**STATED GOAL:**
The data below must be copied in full and without any change.

*** SOURCE MATERIAL ***

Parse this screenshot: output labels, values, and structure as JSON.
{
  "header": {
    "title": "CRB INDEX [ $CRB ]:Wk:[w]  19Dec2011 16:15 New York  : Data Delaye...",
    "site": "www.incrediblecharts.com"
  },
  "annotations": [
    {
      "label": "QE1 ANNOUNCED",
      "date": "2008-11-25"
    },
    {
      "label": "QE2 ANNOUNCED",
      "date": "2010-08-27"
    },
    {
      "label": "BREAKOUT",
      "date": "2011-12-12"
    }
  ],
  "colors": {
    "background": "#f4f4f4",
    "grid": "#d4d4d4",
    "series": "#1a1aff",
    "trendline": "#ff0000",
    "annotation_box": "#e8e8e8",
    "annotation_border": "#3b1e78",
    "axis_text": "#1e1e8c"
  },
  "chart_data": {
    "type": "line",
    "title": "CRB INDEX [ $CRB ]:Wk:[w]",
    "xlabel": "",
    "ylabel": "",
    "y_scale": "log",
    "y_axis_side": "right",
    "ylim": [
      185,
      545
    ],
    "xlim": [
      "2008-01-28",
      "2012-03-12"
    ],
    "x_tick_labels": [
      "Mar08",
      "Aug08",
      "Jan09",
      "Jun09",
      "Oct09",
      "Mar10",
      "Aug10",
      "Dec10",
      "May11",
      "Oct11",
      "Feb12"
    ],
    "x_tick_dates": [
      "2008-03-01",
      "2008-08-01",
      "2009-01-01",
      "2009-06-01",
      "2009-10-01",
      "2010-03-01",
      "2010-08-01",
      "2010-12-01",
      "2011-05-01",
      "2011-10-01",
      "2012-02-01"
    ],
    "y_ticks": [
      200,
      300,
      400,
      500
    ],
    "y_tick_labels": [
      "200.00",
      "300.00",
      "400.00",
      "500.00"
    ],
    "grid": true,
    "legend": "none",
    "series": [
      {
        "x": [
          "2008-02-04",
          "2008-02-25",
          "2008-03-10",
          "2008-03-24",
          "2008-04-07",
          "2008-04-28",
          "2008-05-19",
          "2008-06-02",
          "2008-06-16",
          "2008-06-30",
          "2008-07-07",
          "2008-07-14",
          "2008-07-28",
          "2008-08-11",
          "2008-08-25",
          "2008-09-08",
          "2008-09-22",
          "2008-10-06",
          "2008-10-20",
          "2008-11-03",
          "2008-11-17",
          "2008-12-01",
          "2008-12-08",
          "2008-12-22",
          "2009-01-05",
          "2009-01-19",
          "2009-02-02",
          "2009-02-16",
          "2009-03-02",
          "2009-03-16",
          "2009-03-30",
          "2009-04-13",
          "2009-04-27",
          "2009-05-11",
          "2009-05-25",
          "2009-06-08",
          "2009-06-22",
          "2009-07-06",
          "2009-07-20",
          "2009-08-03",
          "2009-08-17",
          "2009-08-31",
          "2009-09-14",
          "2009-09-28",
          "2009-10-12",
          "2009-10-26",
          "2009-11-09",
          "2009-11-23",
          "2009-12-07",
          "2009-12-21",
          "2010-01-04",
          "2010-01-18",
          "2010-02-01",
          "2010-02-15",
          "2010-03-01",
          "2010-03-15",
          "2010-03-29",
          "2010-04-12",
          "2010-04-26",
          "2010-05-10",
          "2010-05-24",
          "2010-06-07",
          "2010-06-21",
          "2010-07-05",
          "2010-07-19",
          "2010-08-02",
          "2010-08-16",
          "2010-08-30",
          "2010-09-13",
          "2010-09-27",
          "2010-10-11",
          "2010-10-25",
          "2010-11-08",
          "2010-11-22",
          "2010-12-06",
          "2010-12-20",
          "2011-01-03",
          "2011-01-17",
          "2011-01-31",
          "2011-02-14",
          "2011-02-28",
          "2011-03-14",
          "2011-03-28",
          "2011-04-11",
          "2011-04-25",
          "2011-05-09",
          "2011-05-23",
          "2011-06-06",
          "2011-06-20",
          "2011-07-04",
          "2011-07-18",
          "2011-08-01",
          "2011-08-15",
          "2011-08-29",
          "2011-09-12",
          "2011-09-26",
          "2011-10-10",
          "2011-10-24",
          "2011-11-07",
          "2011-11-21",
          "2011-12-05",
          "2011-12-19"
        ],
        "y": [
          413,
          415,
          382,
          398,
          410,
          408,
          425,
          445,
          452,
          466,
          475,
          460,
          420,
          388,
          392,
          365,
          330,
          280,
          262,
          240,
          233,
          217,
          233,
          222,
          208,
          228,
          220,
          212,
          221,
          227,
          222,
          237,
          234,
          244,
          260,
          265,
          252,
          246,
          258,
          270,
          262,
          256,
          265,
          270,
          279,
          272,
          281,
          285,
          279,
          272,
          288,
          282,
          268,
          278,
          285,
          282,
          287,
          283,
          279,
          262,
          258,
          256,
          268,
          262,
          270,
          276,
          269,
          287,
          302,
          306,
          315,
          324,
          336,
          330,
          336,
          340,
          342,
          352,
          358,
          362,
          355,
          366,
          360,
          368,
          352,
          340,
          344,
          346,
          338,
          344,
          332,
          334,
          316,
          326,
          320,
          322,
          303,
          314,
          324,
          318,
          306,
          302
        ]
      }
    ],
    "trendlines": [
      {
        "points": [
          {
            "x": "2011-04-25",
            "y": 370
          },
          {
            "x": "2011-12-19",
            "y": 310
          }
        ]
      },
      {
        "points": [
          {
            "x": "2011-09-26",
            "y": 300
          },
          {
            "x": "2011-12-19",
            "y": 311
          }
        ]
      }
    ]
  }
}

***

**RESULT OF THIS EXERCISE:**
Parse this screenshot: output labels, values, and structure as JSON.
{
  "header": {
    "title": "CRB INDEX [ $CRB ]:Wk:[w]  19Dec2011 16:15 New York  : Data Delaye...",
    "site": "www.incrediblecharts.com"
  },
  "annotations": [
    {
      "label": "QE1 ANNOUNCED",
      "date": "2008-11-25"
    },
    {
      "label": "QE2 ANNOUNCED",
      "date": "2010-08-27"
    },
    {
      "label": "BREAKOUT",
      "date": "2011-12-12"
    }
  ],
  "colors": {
    "background": "#f4f4f4",
    "grid": "#d4d4d4",
    "series": "#1a1aff",
    "trendline": "#ff0000",
    "annotation_box": "#e8e8e8",
    "annotation_border": "#3b1e78",
    "axis_text": "#1e1e8c"
  },
  "chart_data": {
    "type": "line",
    "title": "CRB INDEX [ $CRB ]:Wk:[w]",
    "xlabel": "",
    "ylabel": "",
    "y_scale": "log",
    "y_axis_side": "right",
    "ylim": [
      185,
      545
    ],
    "xlim": [
      "2008-01-28",
      "2012-03-12"
    ],
    "x_tick_labels": [
      "Mar08",
      "Aug08",
      "Jan09",
      "Jun09",
      "Oct09",
      "Mar10",
      "Aug10",
      "Dec10",
      "May11",
      "Oct11",
      "Feb12"
    ],
    "x_tick_dates": [
      "2008-03-01",
      "2008-08-01",
      "2009-01-01",
      "2009-06-01",
      "2009-10-01",
      "2010-03-01",
      "2010-08-01",
      "2010-12-01",
      "2011-05-01",
      "2011-10-01",
      "2012-02-01"
    ],
    "y_ticks": [
      200,
      300,
      400,
      500
    ],
    "y_tick_labels": [
      "200.00",
      "300.00",
      "400.00",
      "500.00"
    ],
    "grid": true,
    "legend": "none",
    "series": [
      {
        "x": [
          "2008-02-04",
          "2008-02-25",
          "2008-03-10",
          "2008-03-24",
          "2008-04-07",
          "2008-04-28",
          "2008-05-19",
          "2008-06-02",
          "2008-06-16",
          "2008-06-30",
          "2008-07-07",
          "2008-07-14",
          "2008-07-28",
          "2008-08-11",
          "2008-08-25",
          "2008-09-08",
          "2008-09-22",
          "2008-10-06",
          "2008-10-20",
          "2008-11-03",
          "2008-11-17",
          "2008-12-01",
          "2008-12-08",
          "2008-12-22",
          "2009-01-05",
          "2009-01-19",
          "2009-02-02",
          "2009-02-16",
          "2009-03-02",
          "2009-03-16",
          "2009-03-30",
          "2009-04-13",
          "2009-04-27",
          "2009-05-11",
          "2009-05-25",
          "2009-06-08",
          "2009-06-22",
          "2009-07-06",
          "2009-07-20",
          "2009-08-03",
          "2009-08-17",
          "2009-08-31",
          "2009-09-14",
          "2009-09-28",
          "2009-10-12",
          "2009-10-26",
          "2009-11-09",
          "2009-11-23",
          "2009-12-07",
          "2009-12-21",
          "2010-01-04",
          "2010-01-18",
          "2010-02-01",
          "2010-02-15",
          "2010-03-01",
          "2010-03-15",
          "2010-03-29",
          "2010-04-12",
          "2010-04-26",
          "2010-05-10",
          "2010-05-24",
          "2010-06-07",
          "2010-06-21",
          "2010-07-05",
          "2010-07-19",
          "2010-08-02",
          "2010-08-16",
          "2010-08-30",
          "2010-09-13",
          "2010-09-27",
          "2010-10-11",
          "2010-10-25",
          "2010-11-08",
          "2010-11-22",
          "2010-12-06",
          "2010-12-20",
          "2011-01-03",
          "2011-01-17",
          "2011-01-31",
          "2011-02-14",
          "2011-02-28",
          "2011-03-14",
          "2011-03-28",
          "2011-04-11",
          "2011-04-25",
          "2011-05-09",
          "2011-05-23",
          "2011-06-06",
          "2011-06-20",
          "2011-07-04",
          "2011-07-18",
          "2011-08-01",
          "2011-08-15",
          "2011-08-29",
          "2011-09-12",
          "2011-09-26",
          "2011-10-10",
          "2011-10-24",
          "2011-11-07",
          "2011-11-21",
          "2011-12-05",
          "2011-12-19"
        ],
        "y": [
          413,
          415,
          382,
          398,
          410,
          408,
          425,
          445,
          452,
          466,
          475,
          460,
          420,
          388,
          392,
          365,
          330,
          280,
          262,
          240,
          233,
          217,
          233,
          222,
          208,
          228,
          220,
          212,
          221,
          227,
          222,
          237,
          234,
          244,
          260,
          265,
          252,
          246,
          258,
          270,
          262,
          256,
          265,
          270,
          279,
          272,
          281,
          285,
          279,
          272,
          288,
          282,
          268,
          278,
          285,
          282,
          287,
          283,
          279,
          262,
          258,
          256,
          268,
          262,
          270,
          276,
          269,
          287,
          302,
          306,
          315,
          324,
          336,
          330,
          336,
          340,
          342,
          352,
          358,
          362,
          355,
          366,
          360,
          368,
          352,
          340,
          344,
          346,
          338,
          344,
          332,
          334,
          316,
          326,
          320,
          322,
          303,
          314,
          324,
          318,
          306,
          302
        ]
      }
    ],
    "trendlines": [
      {
        "points": [
          {
            "x": "2011-04-25",
            "y": 370
          },
          {
            "x": "2011-12-19",
            "y": 310
          }
        ]
      },
      {
        "points": [
          {
            "x": "2011-09-26",
            "y": 300
          },
          {
            "x": "2011-12-19",
            "y": 311
          }
        ]
      }
    ]
  }
}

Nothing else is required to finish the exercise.